Your response is a verbatim copy of the listing, stripped of its images.

————

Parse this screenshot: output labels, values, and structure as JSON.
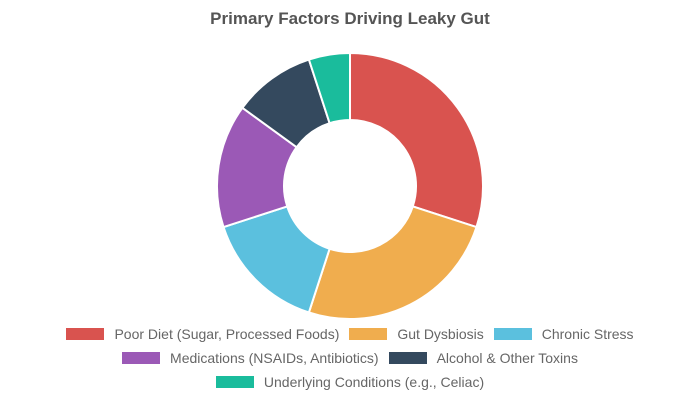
{
  "chart_data": {
    "type": "pie",
    "variant": "doughnut",
    "title": "Primary Factors Driving Leaky Gut",
    "categories": [
      "Poor Diet (Sugar, Processed Foods)",
      "Gut Dysbiosis",
      "Chronic Stress",
      "Medications (NSAIDs, Antibiotics)",
      "Alcohol & Other Toxins",
      "Underlying Conditions (e.g., Celiac)"
    ],
    "values": [
      30,
      25,
      15,
      15,
      10,
      5
    ],
    "colors": [
      "#d9534f",
      "#f0ad4e",
      "#5bc0de",
      "#9b59b6",
      "#34495e",
      "#1abc9c"
    ],
    "legend_position": "bottom",
    "legend_rows": [
      [
        0,
        1,
        2
      ],
      [
        3,
        4
      ],
      [
        5
      ]
    ]
  }
}
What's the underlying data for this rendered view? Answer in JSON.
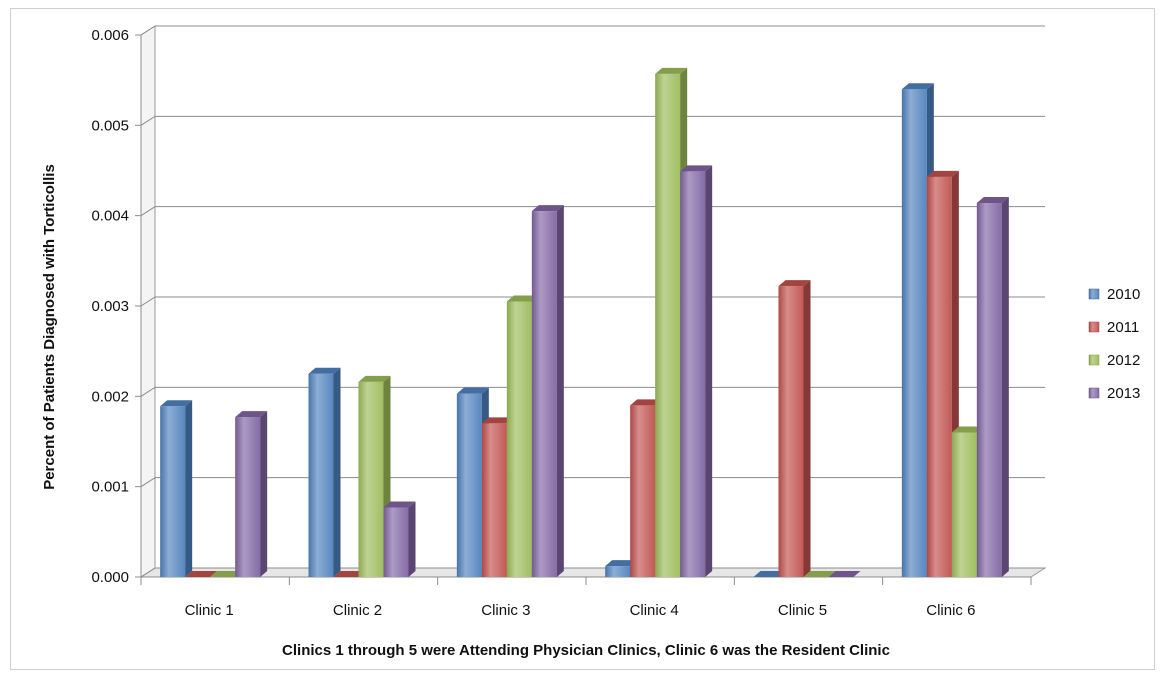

————

RESULT OF THE EXERCISE:
Parse this screenshot: output labels, values, and structure as JSON.
{
  "chart_data": {
    "type": "pie",
    "variant": "doughnut",
    "title": "Primary Factors Driving Leaky Gut",
    "categories": [
      "Poor Diet (Sugar, Processed Foods)",
      "Gut Dysbiosis",
      "Chronic Stress",
      "Medications (NSAIDs, Antibiotics)",
      "Alcohol & Other Toxins",
      "Underlying Conditions (e.g., Celiac)"
    ],
    "values": [
      30,
      25,
      15,
      15,
      10,
      5
    ],
    "colors": [
      "#d9534f",
      "#f0ad4e",
      "#5bc0de",
      "#9b59b6",
      "#34495e",
      "#1abc9c"
    ],
    "legend_position": "bottom",
    "legend_rows": [
      [
        0,
        1,
        2
      ],
      [
        3,
        4
      ],
      [
        5
      ]
    ]
  }
}
What's the underlying data for this rendered view? Answer in JSON.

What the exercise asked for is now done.